- _REQUIREMENTS_
Would you quote every entry exactly, dropping only the pictures?

- _INPUT_
━━━━

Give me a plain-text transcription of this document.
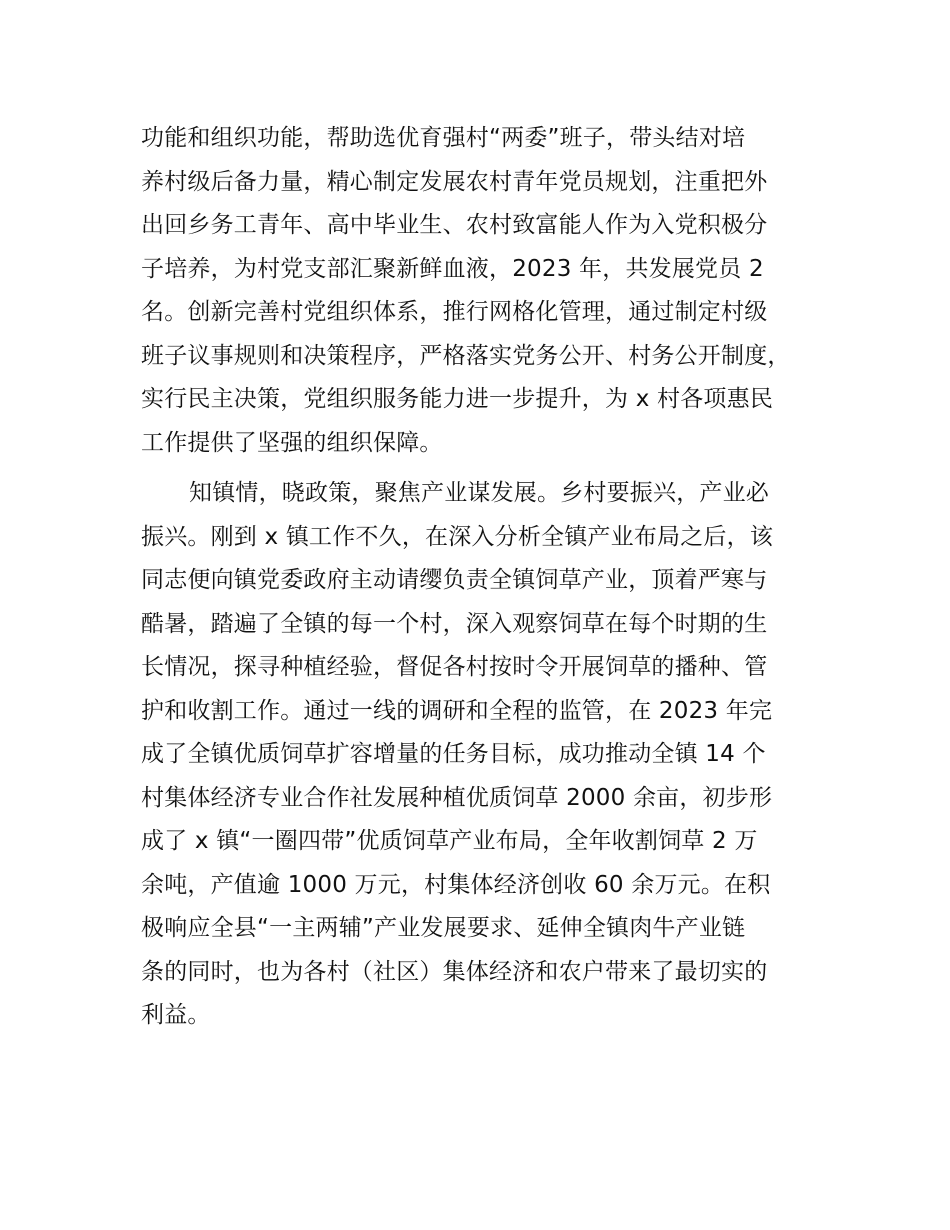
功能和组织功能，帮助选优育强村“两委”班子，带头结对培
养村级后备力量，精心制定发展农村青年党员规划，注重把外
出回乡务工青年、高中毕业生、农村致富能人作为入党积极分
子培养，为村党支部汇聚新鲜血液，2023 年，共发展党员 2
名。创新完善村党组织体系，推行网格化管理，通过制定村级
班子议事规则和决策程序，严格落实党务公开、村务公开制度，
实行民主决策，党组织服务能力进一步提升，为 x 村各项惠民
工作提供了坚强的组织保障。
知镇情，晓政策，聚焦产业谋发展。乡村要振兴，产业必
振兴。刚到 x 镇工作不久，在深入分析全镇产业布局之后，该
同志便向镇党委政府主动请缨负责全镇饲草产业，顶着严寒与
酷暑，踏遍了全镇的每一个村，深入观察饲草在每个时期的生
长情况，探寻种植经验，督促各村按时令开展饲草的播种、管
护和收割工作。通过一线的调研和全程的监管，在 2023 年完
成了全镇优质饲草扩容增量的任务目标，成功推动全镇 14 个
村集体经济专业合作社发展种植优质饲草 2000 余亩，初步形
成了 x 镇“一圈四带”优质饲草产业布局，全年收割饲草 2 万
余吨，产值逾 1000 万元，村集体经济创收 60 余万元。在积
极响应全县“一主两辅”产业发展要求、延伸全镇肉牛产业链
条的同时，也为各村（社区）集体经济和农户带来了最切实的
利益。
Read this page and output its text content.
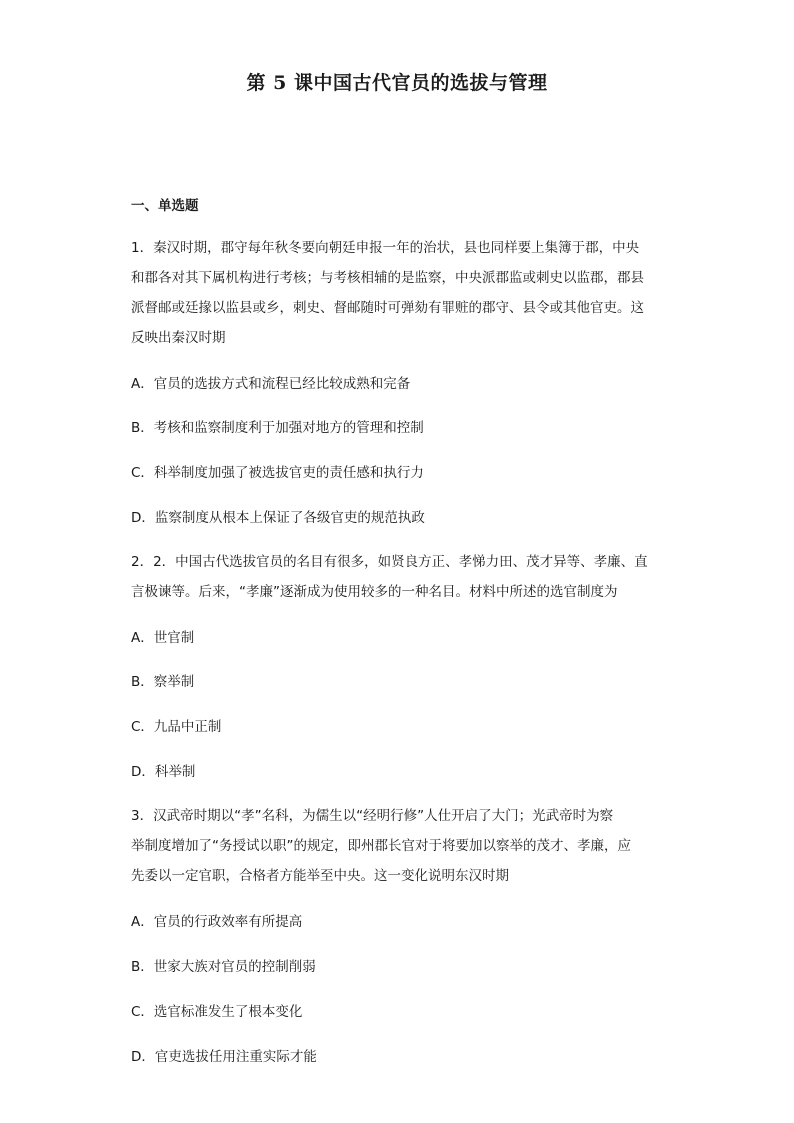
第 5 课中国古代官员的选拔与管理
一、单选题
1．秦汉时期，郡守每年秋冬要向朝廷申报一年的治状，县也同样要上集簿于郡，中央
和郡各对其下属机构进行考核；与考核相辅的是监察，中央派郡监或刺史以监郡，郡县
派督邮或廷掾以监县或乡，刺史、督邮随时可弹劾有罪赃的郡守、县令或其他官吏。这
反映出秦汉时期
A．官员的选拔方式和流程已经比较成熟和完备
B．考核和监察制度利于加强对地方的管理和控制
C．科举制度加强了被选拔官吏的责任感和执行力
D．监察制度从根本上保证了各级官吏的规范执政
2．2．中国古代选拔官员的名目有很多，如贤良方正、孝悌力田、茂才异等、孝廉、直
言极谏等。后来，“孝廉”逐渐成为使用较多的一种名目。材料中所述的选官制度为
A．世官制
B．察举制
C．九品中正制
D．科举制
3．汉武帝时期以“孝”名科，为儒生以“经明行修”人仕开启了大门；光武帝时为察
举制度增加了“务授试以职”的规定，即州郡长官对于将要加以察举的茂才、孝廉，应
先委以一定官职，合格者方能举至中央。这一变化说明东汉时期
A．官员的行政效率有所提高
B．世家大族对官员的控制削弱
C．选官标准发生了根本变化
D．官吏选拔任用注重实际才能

━━━━

- _FINISHED EXERCISE_
Give me a plain-text transcription of this document.
功能和组织功能，帮助选优育强村“两委”班子，带头结对培
养村级后备力量，精心制定发展农村青年党员规划，注重把外
出回乡务工青年、高中毕业生、农村致富能人作为入党积极分
子培养，为村党支部汇聚新鲜血液，2023 年，共发展党员 2
名。创新完善村党组织体系，推行网格化管理，通过制定村级
班子议事规则和决策程序，严格落实党务公开、村务公开制度，
实行民主决策，党组织服务能力进一步提升，为 x 村各项惠民
工作提供了坚强的组织保障。
知镇情，晓政策，聚焦产业谋发展。乡村要振兴，产业必
振兴。刚到 x 镇工作不久，在深入分析全镇产业布局之后，该
同志便向镇党委政府主动请缨负责全镇饲草产业，顶着严寒与
酷暑，踏遍了全镇的每一个村，深入观察饲草在每个时期的生
长情况，探寻种植经验，督促各村按时令开展饲草的播种、管
护和收割工作。通过一线的调研和全程的监管，在 2023 年完
成了全镇优质饲草扩容增量的任务目标，成功推动全镇 14 个
村集体经济专业合作社发展种植优质饲草 2000 余亩，初步形
成了 x 镇“一圈四带”优质饲草产业布局，全年收割饲草 2 万
余吨，产值逾 1000 万元，村集体经济创收 60 余万元。在积
极响应全县“一主两辅”产业发展要求、延伸全镇肉牛产业链
条的同时，也为各村（社区）集体经济和农户带来了最切实的
利益。
Read this page and output its text content.
第 5 课中国古代官员的选拔与管理
一、单选题
1．秦汉时期，郡守每年秋冬要向朝廷申报一年的治状，县也同样要上集簿于郡，中央
和郡各对其下属机构进行考核；与考核相辅的是监察，中央派郡监或刺史以监郡，郡县
派督邮或廷掾以监县或乡，刺史、督邮随时可弹劾有罪赃的郡守、县令或其他官吏。这
反映出秦汉时期
A．官员的选拔方式和流程已经比较成熟和完备
B．考核和监察制度利于加强对地方的管理和控制
C．科举制度加强了被选拔官吏的责任感和执行力
D．监察制度从根本上保证了各级官吏的规范执政
2．2．中国古代选拔官员的名目有很多，如贤良方正、孝悌力田、茂才异等、孝廉、直
言极谏等。后来，“孝廉”逐渐成为使用较多的一种名目。材料中所述的选官制度为
A．世官制
B．察举制
C．九品中正制
D．科举制
3．汉武帝时期以“孝”名科，为儒生以“经明行修”人仕开启了大门；光武帝时为察
举制度增加了“务授试以职”的规定，即州郡长官对于将要加以察举的茂才、孝廉，应
先委以一定官职，合格者方能举至中央。这一变化说明东汉时期
A．官员的行政效率有所提高
B．世家大族对官员的控制削弱
C．选官标准发生了根本变化
D．官吏选拔任用注重实际才能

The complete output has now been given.